# Condenser Mic's



## Soundguybs (Jun 24, 2005)

I have a Mackie 3204 Sound Board and i am tring to get a A-T Pro 37R condenser mic to work for a overhead drum mic. I cant figer out why it is not working. I know the mic works becuase i have tested it on another sound board. It just does not work on this one. The hole sound system is wire Balanced. We use the 1/4 jacks out of the Sound board instead of the XLR out puts. Could that be why it is not working and does anyone have a way i could fix it?


----------



## avkid (Jun 24, 2005)

now let me get this straight, the A-T condenser is plugged into the SR-32 with a balanced XLR right?


----------



## AVGuyAndy (Jun 24, 2005)

I assume you are using phantom power? If so, phantom power does not go through the 1/4" inputs. Or, the 1/4" inputs are line level, and the mic should be plugged into the mic-level, XLR inputs.


----------



## avkid (Jun 24, 2005)

STATED EXERCISE A: Lay out the rows in the first block of records as a JSON list of strings, one string per line and no blank lines, starting with the row containing "output each element" and going on through the row containing "pricing-subtitle-line1: Choose the".

Records:

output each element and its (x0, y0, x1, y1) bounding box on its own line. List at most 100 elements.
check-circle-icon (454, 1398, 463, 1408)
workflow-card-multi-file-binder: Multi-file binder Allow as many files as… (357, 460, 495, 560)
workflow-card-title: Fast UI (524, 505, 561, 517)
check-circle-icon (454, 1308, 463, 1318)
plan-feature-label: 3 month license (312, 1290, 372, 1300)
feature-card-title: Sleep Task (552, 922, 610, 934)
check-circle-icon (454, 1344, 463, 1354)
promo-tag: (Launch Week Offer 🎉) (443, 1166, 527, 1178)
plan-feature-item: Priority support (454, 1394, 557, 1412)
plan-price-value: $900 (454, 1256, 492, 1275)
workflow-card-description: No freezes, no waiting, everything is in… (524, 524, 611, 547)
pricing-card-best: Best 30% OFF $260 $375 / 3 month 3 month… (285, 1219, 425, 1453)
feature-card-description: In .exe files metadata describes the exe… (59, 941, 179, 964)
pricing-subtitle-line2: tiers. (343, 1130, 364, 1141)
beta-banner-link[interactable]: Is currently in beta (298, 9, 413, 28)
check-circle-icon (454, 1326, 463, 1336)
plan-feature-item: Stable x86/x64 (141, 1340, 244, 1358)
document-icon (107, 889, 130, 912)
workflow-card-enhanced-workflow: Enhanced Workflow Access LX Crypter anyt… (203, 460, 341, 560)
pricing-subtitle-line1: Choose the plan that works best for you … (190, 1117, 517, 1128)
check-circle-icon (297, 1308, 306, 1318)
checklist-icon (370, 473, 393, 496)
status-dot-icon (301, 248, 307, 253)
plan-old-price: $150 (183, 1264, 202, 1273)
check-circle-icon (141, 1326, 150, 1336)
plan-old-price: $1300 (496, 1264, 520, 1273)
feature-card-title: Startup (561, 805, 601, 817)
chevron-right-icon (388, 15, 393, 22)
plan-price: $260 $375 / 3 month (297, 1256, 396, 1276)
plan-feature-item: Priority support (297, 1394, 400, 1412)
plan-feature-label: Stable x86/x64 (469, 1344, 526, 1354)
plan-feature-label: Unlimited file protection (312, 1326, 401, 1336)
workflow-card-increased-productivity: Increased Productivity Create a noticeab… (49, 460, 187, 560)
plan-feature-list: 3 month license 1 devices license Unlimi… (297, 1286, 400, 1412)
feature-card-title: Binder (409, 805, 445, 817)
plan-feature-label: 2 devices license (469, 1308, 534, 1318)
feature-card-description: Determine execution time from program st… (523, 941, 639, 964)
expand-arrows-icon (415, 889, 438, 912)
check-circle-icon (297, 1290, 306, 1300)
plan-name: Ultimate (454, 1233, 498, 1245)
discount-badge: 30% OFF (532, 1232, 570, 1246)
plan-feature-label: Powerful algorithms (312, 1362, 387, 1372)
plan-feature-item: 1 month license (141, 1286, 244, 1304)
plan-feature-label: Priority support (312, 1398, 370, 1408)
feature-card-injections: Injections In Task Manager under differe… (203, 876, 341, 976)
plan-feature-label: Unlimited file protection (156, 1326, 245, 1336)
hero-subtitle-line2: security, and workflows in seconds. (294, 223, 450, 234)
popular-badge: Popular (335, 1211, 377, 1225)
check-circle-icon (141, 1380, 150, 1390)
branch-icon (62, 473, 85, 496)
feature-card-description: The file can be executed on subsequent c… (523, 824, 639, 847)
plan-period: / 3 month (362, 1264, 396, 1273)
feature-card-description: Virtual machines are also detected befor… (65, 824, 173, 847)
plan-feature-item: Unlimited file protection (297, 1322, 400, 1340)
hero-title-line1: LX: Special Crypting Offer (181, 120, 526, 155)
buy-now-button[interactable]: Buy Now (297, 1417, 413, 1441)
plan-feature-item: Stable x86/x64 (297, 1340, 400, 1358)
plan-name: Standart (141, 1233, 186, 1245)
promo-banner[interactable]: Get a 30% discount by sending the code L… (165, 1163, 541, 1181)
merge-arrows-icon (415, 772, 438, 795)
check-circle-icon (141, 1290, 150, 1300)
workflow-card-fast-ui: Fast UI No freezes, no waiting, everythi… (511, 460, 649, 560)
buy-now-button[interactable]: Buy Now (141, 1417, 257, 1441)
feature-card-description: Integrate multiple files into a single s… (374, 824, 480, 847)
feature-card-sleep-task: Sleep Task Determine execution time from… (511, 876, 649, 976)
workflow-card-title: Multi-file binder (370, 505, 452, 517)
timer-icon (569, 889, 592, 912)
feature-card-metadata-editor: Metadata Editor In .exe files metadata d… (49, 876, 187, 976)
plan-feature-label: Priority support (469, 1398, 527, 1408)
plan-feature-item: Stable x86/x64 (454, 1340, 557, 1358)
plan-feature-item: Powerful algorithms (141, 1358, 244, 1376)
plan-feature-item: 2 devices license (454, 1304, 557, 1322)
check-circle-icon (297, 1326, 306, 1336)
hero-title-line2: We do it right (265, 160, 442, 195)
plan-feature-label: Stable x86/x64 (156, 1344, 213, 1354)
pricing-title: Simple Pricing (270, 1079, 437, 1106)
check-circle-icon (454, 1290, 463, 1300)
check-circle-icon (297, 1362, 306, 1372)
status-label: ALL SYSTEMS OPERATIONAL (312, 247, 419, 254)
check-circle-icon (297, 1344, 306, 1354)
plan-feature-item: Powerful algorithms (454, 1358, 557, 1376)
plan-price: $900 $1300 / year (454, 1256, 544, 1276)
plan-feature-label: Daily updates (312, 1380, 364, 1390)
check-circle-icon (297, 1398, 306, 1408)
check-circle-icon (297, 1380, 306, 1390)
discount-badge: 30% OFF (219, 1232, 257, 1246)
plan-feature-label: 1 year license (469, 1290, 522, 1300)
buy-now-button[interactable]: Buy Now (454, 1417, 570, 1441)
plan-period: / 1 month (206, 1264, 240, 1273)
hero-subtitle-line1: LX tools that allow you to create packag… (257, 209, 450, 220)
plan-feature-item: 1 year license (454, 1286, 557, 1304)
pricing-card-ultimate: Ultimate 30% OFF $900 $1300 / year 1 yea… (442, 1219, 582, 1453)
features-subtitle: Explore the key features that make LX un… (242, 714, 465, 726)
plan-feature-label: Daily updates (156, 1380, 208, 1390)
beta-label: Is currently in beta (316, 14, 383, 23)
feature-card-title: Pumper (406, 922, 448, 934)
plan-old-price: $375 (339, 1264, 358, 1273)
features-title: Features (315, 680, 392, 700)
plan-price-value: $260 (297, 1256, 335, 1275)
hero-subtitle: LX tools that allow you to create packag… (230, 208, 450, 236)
...
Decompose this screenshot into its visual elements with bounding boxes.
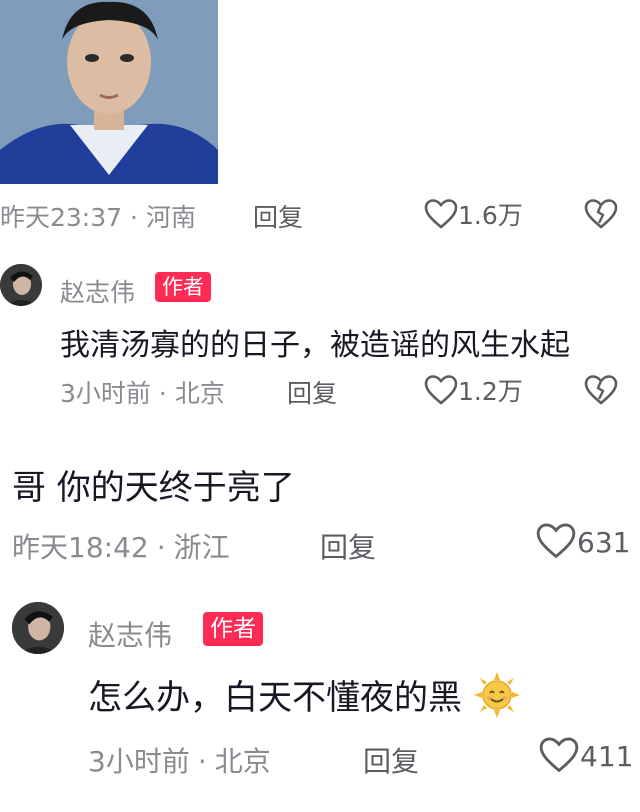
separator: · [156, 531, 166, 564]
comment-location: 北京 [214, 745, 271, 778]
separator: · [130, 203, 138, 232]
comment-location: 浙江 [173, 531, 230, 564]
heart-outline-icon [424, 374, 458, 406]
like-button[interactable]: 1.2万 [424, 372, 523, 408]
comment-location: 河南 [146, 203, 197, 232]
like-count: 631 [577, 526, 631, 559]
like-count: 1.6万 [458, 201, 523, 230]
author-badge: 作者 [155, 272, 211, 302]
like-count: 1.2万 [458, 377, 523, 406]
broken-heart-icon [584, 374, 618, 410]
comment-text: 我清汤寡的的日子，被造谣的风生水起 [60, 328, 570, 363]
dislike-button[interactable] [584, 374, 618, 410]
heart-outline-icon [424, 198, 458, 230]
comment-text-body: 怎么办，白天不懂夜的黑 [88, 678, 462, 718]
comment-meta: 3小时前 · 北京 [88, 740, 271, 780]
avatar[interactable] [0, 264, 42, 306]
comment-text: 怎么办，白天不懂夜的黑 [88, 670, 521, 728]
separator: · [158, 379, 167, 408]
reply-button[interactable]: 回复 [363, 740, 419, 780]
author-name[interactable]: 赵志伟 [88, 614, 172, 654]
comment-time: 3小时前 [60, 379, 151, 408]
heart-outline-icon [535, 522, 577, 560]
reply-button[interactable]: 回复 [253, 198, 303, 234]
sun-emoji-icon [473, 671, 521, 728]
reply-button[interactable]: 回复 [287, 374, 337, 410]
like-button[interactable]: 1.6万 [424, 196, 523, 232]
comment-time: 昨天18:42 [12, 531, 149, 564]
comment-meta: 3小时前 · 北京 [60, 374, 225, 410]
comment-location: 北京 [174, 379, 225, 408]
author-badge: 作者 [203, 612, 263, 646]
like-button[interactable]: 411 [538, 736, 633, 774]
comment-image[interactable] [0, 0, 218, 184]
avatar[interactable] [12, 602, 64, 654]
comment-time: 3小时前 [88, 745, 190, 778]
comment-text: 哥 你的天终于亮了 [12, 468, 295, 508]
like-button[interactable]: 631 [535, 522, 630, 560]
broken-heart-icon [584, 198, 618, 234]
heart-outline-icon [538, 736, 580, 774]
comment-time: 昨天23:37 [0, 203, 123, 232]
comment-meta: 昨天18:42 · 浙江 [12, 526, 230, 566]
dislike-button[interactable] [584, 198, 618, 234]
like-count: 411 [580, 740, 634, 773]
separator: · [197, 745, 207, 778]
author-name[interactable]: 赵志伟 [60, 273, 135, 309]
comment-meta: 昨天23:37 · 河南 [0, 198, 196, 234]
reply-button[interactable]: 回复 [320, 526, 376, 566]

STATED EXERCISE B: Repeat the entire forum thread about the condenser mic word for word.

CORRECT RESPONSE A:
[
  "output each element and its (x0, y0, x1, y1) bounding box on its own line. List at most 100 elements.",
  "check-circle-icon (454, 1398, 463, 1408)",
  "workflow-card-multi-file-binder: Multi-file binder Allow as many files as… (357, 460, 495, 560)",
  "workflow-card-title: Fast UI (524, 505, 561, 517)",
  "check-circle-icon (454, 1308, 463, 1318)",
  "plan-feature-label: 3 month license (312, 1290, 372, 1300)",
  "feature-card-title: Sleep Task (552, 922, 610, 934)",
  "check-circle-icon (454, 1344, 463, 1354)",
  "promo-tag: (Launch Week Offer 🎉) (443, 1166, 527, 1178)",
  "plan-feature-item: Priority support (454, 1394, 557, 1412)",
  "plan-price-value: $900 (454, 1256, 492, 1275)",
  "workflow-card-description: No freezes, no waiting, everything is in… (524, 524, 611, 547)",
  "pricing-card-best: Best 30% OFF $260 $375 / 3 month 3 month… (285, 1219, 425, 1453)",
  "feature-card-description: In .exe files metadata describes the exe… (59, 941, 179, 964)",
  "pricing-subtitle-line2: tiers. (343, 1130, 364, 1141)",
  "beta-banner-link[interactable]: Is currently in beta (298, 9, 413, 28)",
  "check-circle-icon (454, 1326, 463, 1336)",
  "plan-feature-item: Stable x86/x64 (141, 1340, 244, 1358)",
  "document-icon (107, 889, 130, 912)",
  "workflow-card-enhanced-workflow: Enhanced Workflow Access LX Crypter anyt… (203, 460, 341, 560)",
  "pricing-subtitle-line1: Choose the plan that works best for you … (190, 1117, 517, 1128)"
]

CORRECT RESPONSE B:
# Condenser Mic's



## Soundguybs (Jun 24, 2005)

I have a Mackie 3204 Sound Board and i am tring to get a A-T Pro 37R condenser mic to work for a overhead drum mic. I cant figer out why it is not working. I know the mic works becuase i have tested it on another sound board. It just does not work on this one. The hole sound system is wire Balanced. We use the 1/4 jacks out of the Sound board instead of the XLR out puts. Could that be why it is not working and does anyone have a way i could fix it?


----------



## avkid (Jun 24, 2005)

now let me get this straight, the A-T condenser is plugged into the SR-32 with a balanced XLR right?


----------



## AVGuyAndy (Jun 24, 2005)

I assume you are using phantom power? If so, phantom power does not go through the 1/4" inputs. Or, the 1/4" inputs are line level, and the mic should be plugged into the mic-level, XLR inputs.


----------



## avkid (Jun 24, 2005)